— start Information given —

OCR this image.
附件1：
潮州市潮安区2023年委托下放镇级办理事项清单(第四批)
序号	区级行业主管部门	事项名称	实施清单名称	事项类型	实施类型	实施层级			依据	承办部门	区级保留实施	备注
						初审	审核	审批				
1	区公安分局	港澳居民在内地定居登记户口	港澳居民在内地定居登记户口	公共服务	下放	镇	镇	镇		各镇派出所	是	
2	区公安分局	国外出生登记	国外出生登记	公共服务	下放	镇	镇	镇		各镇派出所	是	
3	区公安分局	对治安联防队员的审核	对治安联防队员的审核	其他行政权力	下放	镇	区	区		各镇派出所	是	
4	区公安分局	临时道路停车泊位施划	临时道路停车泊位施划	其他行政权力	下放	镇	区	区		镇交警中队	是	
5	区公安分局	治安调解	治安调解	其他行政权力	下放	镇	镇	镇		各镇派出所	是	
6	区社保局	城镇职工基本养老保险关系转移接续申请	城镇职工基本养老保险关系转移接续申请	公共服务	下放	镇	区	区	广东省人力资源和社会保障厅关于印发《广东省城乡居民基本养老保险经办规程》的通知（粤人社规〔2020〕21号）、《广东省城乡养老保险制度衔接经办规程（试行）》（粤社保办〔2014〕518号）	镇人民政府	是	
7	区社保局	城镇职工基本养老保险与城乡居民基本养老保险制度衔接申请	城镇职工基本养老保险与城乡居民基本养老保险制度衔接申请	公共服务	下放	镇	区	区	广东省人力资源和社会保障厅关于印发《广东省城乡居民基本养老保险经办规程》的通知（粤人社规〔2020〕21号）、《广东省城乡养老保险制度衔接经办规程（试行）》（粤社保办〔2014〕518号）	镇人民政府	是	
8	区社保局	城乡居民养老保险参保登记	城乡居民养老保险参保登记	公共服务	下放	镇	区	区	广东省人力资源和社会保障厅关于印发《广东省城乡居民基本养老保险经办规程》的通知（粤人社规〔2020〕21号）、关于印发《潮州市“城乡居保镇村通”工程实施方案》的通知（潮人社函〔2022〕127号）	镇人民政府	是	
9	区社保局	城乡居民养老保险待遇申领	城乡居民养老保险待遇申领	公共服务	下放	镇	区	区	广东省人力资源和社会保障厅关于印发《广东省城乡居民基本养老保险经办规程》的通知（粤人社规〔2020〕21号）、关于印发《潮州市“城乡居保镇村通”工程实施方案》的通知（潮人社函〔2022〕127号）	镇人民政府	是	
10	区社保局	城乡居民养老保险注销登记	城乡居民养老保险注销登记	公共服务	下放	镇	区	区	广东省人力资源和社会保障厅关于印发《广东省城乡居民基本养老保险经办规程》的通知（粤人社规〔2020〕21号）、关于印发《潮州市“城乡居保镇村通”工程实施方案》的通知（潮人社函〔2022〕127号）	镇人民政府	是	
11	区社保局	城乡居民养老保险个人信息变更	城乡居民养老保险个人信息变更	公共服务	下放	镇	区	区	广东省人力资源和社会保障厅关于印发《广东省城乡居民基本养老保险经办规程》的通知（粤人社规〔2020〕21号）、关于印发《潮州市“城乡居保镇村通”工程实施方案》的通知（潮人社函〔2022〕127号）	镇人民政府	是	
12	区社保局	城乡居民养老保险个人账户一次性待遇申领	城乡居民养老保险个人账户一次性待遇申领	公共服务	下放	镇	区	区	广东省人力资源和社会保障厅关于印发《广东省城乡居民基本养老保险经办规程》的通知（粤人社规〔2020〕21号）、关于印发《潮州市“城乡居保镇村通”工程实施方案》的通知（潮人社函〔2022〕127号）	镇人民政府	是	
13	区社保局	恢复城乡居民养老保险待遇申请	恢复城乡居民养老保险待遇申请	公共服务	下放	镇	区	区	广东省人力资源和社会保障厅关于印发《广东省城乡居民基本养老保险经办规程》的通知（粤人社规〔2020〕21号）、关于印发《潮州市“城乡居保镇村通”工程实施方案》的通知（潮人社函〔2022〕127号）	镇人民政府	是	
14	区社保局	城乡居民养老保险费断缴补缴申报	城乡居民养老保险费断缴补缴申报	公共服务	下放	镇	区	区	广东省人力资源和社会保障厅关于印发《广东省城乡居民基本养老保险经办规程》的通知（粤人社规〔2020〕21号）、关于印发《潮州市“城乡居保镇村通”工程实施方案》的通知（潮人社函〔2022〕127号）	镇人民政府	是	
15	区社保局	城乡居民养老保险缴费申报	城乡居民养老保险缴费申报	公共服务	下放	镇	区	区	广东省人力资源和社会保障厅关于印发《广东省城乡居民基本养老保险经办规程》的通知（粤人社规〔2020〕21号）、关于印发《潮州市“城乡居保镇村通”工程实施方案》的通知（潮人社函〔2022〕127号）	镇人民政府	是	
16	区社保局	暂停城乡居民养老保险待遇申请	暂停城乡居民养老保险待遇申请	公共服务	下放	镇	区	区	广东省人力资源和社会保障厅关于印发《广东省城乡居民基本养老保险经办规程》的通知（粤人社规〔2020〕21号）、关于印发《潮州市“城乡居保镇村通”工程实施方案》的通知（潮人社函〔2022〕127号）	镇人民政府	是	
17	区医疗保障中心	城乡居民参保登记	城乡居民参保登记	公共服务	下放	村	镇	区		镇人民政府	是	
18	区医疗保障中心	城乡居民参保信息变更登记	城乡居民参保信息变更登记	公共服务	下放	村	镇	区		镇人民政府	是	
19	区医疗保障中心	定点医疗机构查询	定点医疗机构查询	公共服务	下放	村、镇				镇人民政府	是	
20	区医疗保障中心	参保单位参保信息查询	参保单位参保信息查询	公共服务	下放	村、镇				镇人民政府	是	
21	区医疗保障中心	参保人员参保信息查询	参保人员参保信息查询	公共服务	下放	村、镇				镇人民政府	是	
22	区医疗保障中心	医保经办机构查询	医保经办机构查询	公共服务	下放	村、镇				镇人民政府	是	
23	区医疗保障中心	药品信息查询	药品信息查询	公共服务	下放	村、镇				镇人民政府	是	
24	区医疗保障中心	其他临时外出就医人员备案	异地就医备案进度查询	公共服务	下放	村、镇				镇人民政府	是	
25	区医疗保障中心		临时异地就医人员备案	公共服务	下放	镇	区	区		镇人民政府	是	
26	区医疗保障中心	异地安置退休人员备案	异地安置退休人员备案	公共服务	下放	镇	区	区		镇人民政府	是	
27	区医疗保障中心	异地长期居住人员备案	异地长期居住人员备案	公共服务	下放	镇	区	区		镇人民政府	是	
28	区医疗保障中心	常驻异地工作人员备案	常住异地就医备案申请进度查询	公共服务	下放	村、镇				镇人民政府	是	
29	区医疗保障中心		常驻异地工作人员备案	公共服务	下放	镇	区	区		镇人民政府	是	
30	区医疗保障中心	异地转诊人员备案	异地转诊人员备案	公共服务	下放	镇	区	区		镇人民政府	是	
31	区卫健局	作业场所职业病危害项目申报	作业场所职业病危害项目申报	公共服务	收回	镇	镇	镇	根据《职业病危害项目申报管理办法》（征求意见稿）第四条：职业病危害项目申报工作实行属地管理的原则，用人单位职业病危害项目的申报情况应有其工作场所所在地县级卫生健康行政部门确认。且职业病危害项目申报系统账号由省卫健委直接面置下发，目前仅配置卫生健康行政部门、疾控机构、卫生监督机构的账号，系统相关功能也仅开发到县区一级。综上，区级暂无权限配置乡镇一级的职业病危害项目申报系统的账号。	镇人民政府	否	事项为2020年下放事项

— end Information given —

What to do → Print the whole listing exactly as it is.

Result →
OCR this image.
附件1：
潮州市潮安区2023年委托下放镇级办理事项清单(第四批)
序号	区级行业主管部门	事项名称	实施清单名称	事项类型	实施类型	实施层级			依据	承办部门	区级保留实施	备注
						初审	审核	审批				
1	区公安分局	港澳居民在内地定居登记户口	港澳居民在内地定居登记户口	公共服务	下放	镇	镇	镇		各镇派出所	是	
2	区公安分局	国外出生登记	国外出生登记	公共服务	下放	镇	镇	镇		各镇派出所	是	
3	区公安分局	对治安联防队员的审核	对治安联防队员的审核	其他行政权力	下放	镇	区	区		各镇派出所	是	
4	区公安分局	临时道路停车泊位施划	临时道路停车泊位施划	其他行政权力	下放	镇	区	区		镇交警中队	是	
5	区公安分局	治安调解	治安调解	其他行政权力	下放	镇	镇	镇		各镇派出所	是	
6	区社保局	城镇职工基本养老保险关系转移接续申请	城镇职工基本养老保险关系转移接续申请	公共服务	下放	镇	区	区	广东省人力资源和社会保障厅关于印发《广东省城乡居民基本养老保险经办规程》的通知（粤人社规〔2020〕21号）、《广东省城乡养老保险制度衔接经办规程（试行）》（粤社保办〔2014〕518号）	镇人民政府	是	
7	区社保局	城镇职工基本养老保险与城乡居民基本养老保险制度衔接申请	城镇职工基本养老保险与城乡居民基本养老保险制度衔接申请	公共服务	下放	镇	区	区	广东省人力资源和社会保障厅关于印发《广东省城乡居民基本养老保险经办规程》的通知（粤人社规〔2020〕21号）、《广东省城乡养老保险制度衔接经办规程（试行）》（粤社保办〔2014〕518号）	镇人民政府	是	
8	区社保局	城乡居民养老保险参保登记	城乡居民养老保险参保登记	公共服务	下放	镇	区	区	广东省人力资源和社会保障厅关于印发《广东省城乡居民基本养老保险经办规程》的通知（粤人社规〔2020〕21号）、关于印发《潮州市“城乡居保镇村通”工程实施方案》的通知（潮人社函〔2022〕127号）	镇人民政府	是	
9	区社保局	城乡居民养老保险待遇申领	城乡居民养老保险待遇申领	公共服务	下放	镇	区	区	广东省人力资源和社会保障厅关于印发《广东省城乡居民基本养老保险经办规程》的通知（粤人社规〔2020〕21号）、关于印发《潮州市“城乡居保镇村通”工程实施方案》的通知（潮人社函〔2022〕127号）	镇人民政府	是	
10	区社保局	城乡居民养老保险注销登记	城乡居民养老保险注销登记	公共服务	下放	镇	区	区	广东省人力资源和社会保障厅关于印发《广东省城乡居民基本养老保险经办规程》的通知（粤人社规〔2020〕21号）、关于印发《潮州市“城乡居保镇村通”工程实施方案》的通知（潮人社函〔2022〕127号）	镇人民政府	是	
11	区社保局	城乡居民养老保险个人信息变更	城乡居民养老保险个人信息变更	公共服务	下放	镇	区	区	广东省人力资源和社会保障厅关于印发《广东省城乡居民基本养老保险经办规程》的通知（粤人社规〔2020〕21号）、关于印发《潮州市“城乡居保镇村通”工程实施方案》的通知（潮人社函〔2022〕127号）	镇人民政府	是	
12	区社保局	城乡居民养老保险个人账户一次性待遇申领	城乡居民养老保险个人账户一次性待遇申领	公共服务	下放	镇	区	区	广东省人力资源和社会保障厅关于印发《广东省城乡居民基本养老保险经办规程》的通知（粤人社规〔2020〕21号）、关于印发《潮州市“城乡居保镇村通”工程实施方案》的通知（潮人社函〔2022〕127号）	镇人民政府	是	
13	区社保局	恢复城乡居民养老保险待遇申请	恢复城乡居民养老保险待遇申请	公共服务	下放	镇	区	区	广东省人力资源和社会保障厅关于印发《广东省城乡居民基本养老保险经办规程》的通知（粤人社规〔2020〕21号）、关于印发《潮州市“城乡居保镇村通”工程实施方案》的通知（潮人社函〔2022〕127号）	镇人民政府	是	
14	区社保局	城乡居民养老保险费断缴补缴申报	城乡居民养老保险费断缴补缴申报	公共服务	下放	镇	区	区	广东省人力资源和社会保障厅关于印发《广东省城乡居民基本养老保险经办规程》的通知（粤人社规〔2020〕21号）、关于印发《潮州市“城乡居保镇村通”工程实施方案》的通知（潮人社函〔2022〕127号）	镇人民政府	是	
15	区社保局	城乡居民养老保险缴费申报	城乡居民养老保险缴费申报	公共服务	下放	镇	区	区	广东省人力资源和社会保障厅关于印发《广东省城乡居民基本养老保险经办规程》的通知（粤人社规〔2020〕21号）、关于印发《潮州市“城乡居保镇村通”工程实施方案》的通知（潮人社函〔2022〕127号）	镇人民政府	是	
16	区社保局	暂停城乡居民养老保险待遇申请	暂停城乡居民养老保险待遇申请	公共服务	下放	镇	区	区	广东省人力资源和社会保障厅关于印发《广东省城乡居民基本养老保险经办规程》的通知（粤人社规〔2020〕21号）、关于印发《潮州市“城乡居保镇村通”工程实施方案》的通知（潮人社函〔2022〕127号）	镇人民政府	是	
17	区医疗保障中心	城乡居民参保登记	城乡居民参保登记	公共服务	下放	村	镇	区		镇人民政府	是	
18	区医疗保障中心	城乡居民参保信息变更登记	城乡居民参保信息变更登记	公共服务	下放	村	镇	区		镇人民政府	是	
19	区医疗保障中心	定点医疗机构查询	定点医疗机构查询	公共服务	下放	村、镇				镇人民政府	是	
20	区医疗保障中心	参保单位参保信息查询	参保单位参保信息查询	公共服务	下放	村、镇				镇人民政府	是	
21	区医疗保障中心	参保人员参保信息查询	参保人员参保信息查询	公共服务	下放	村、镇				镇人民政府	是	
22	区医疗保障中心	医保经办机构查询	医保经办机构查询	公共服务	下放	村、镇				镇人民政府	是	
23	区医疗保障中心	药品信息查询	药品信息查询	公共服务	下放	村、镇				镇人民政府	是	
24	区医疗保障中心	其他临时外出就医人员备案	异地就医备案进度查询	公共服务	下放	村、镇				镇人民政府	是	
25	区医疗保障中心		临时异地就医人员备案	公共服务	下放	镇	区	区		镇人民政府	是	
26	区医疗保障中心	异地安置退休人员备案	异地安置退休人员备案	公共服务	下放	镇	区	区		镇人民政府	是	
27	区医疗保障中心	异地长期居住人员备案	异地长期居住人员备案	公共服务	下放	镇	区	区		镇人民政府	是	
28	区医疗保障中心	常驻异地工作人员备案	常住异地就医备案申请进度查询	公共服务	下放	村、镇				镇人民政府	是	
29	区医疗保障中心		常驻异地工作人员备案	公共服务	下放	镇	区	区		镇人民政府	是	
30	区医疗保障中心	异地转诊人员备案	异地转诊人员备案	公共服务	下放	镇	区	区		镇人民政府	是	
31	区卫健局	作业场所职业病危害项目申报	作业场所职业病危害项目申报	公共服务	收回	镇	镇	镇	根据《职业病危害项目申报管理办法》（征求意见稿）第四条：职业病危害项目申报工作实行属地管理的原则，用人单位职业病危害项目的申报情况应有其工作场所所在地县级卫生健康行政部门确认。且职业病危害项目申报系统账号由省卫健委直接面置下发，目前仅配置卫生健康行政部门、疾控机构、卫生监督机构的账号，系统相关功能也仅开发到县区一级。综上，区级暂无权限配置乡镇一级的职业病危害项目申报系统的账号。	镇人民政府	否	事项为2020年下放事项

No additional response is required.